■ **TASK STATEMENT**: Below are records. Count every line containing the word "values" and give the number alone.

# DATA LINES start

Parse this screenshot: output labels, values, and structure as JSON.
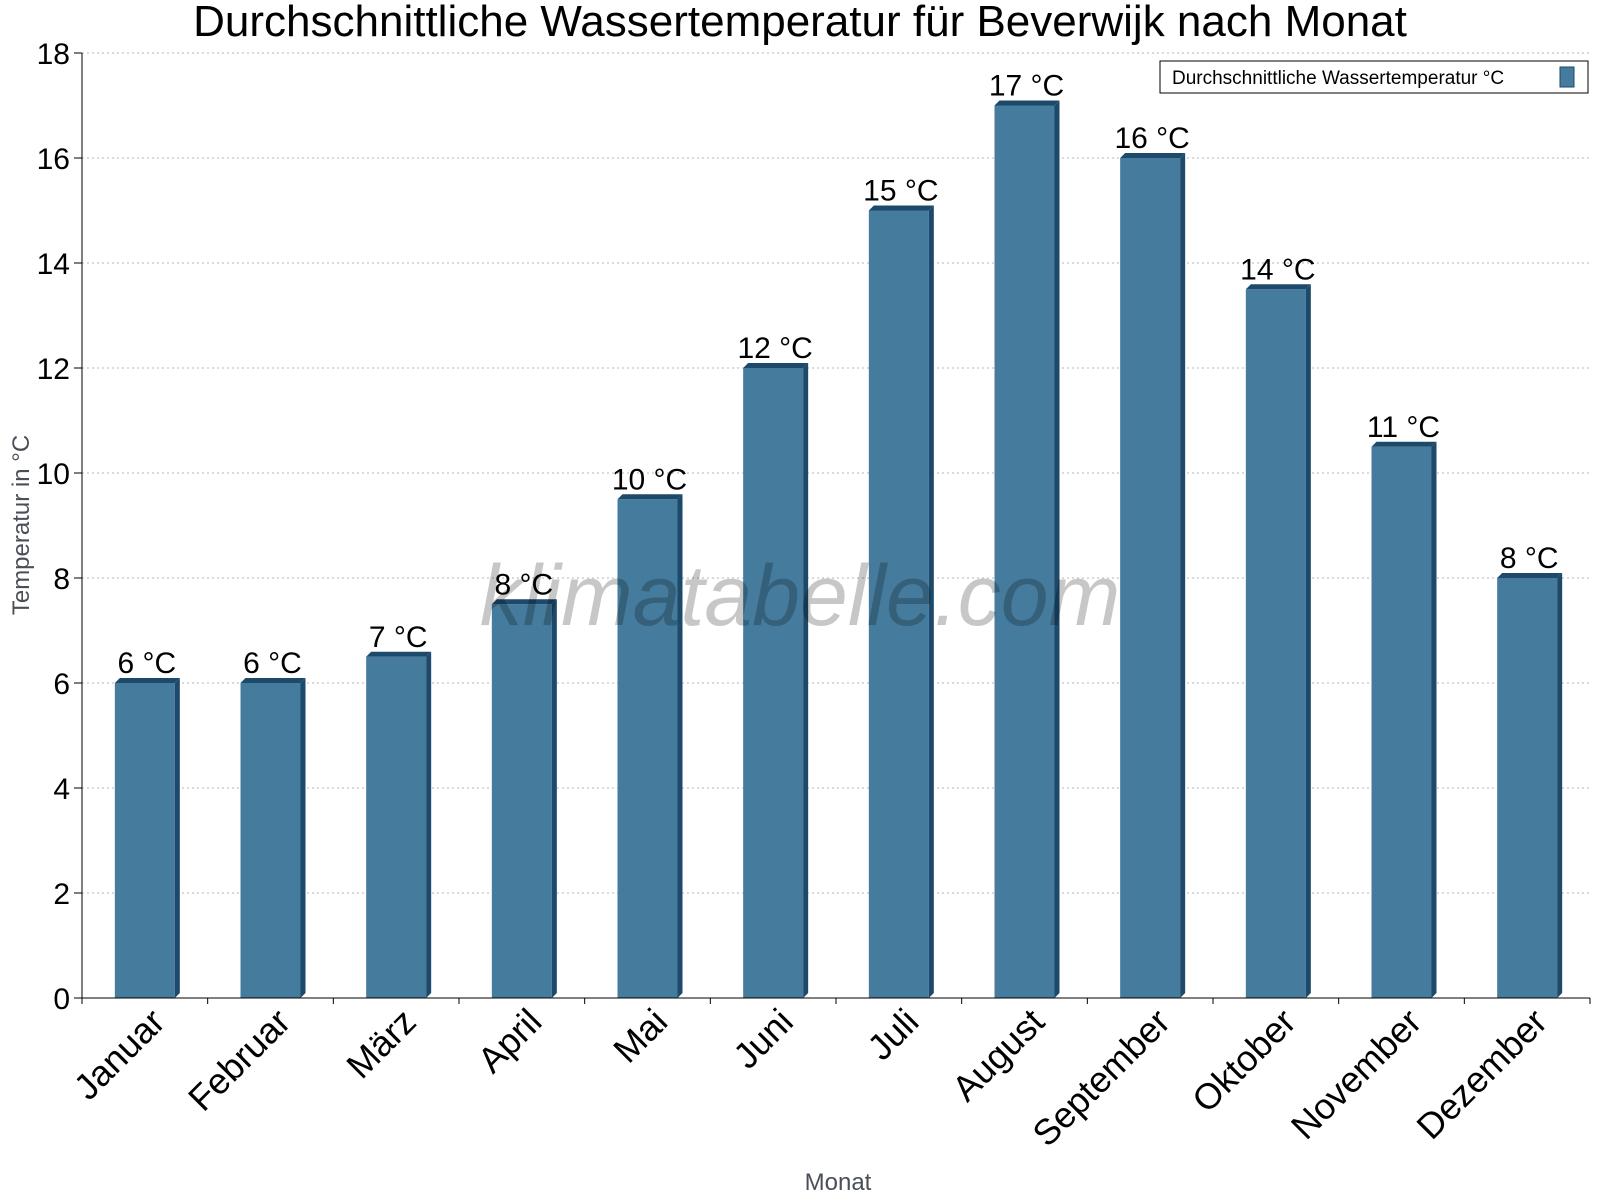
{
  "chart_data": {
    "type": "bar",
    "title": "Durchschnittliche Wassertemperatur für Beverwijk nach Monat",
    "xlabel": "Monat",
    "ylabel": "Temperatur in °C",
    "ylim": [
      0,
      18
    ],
    "yticks": [
      "0",
      "2",
      "4",
      "6",
      "8",
      "10",
      "12",
      "14",
      "16",
      "18"
    ],
    "grid": true,
    "legend_position": "top-right",
    "categories": [
      "Januar",
      "Februar",
      "März",
      "April",
      "Mai",
      "Juni",
      "Juli",
      "August",
      "September",
      "Oktober",
      "November",
      "Dezember"
    ],
    "series": [
      {
        "name": "Durchschnittliche Wassertemperatur °C",
        "values": [
          6,
          6,
          6.5,
          7.5,
          9.5,
          12,
          15,
          17,
          16,
          13.5,
          10.5,
          8
        ],
        "labels": [
          "6 °C",
          "6 °C",
          "7 °C",
          "8 °C",
          "10 °C",
          "12 °C",
          "15 °C",
          "17 °C",
          "16 °C",
          "14 °C",
          "11 °C",
          "8 °C"
        ],
        "color": "#457b9d",
        "shade_color": "#1d4a6b"
      }
    ]
  },
  "watermark": "klimatabelle.com"
}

# DATA LINES end

■ **EXPECTED ANSWER**: 2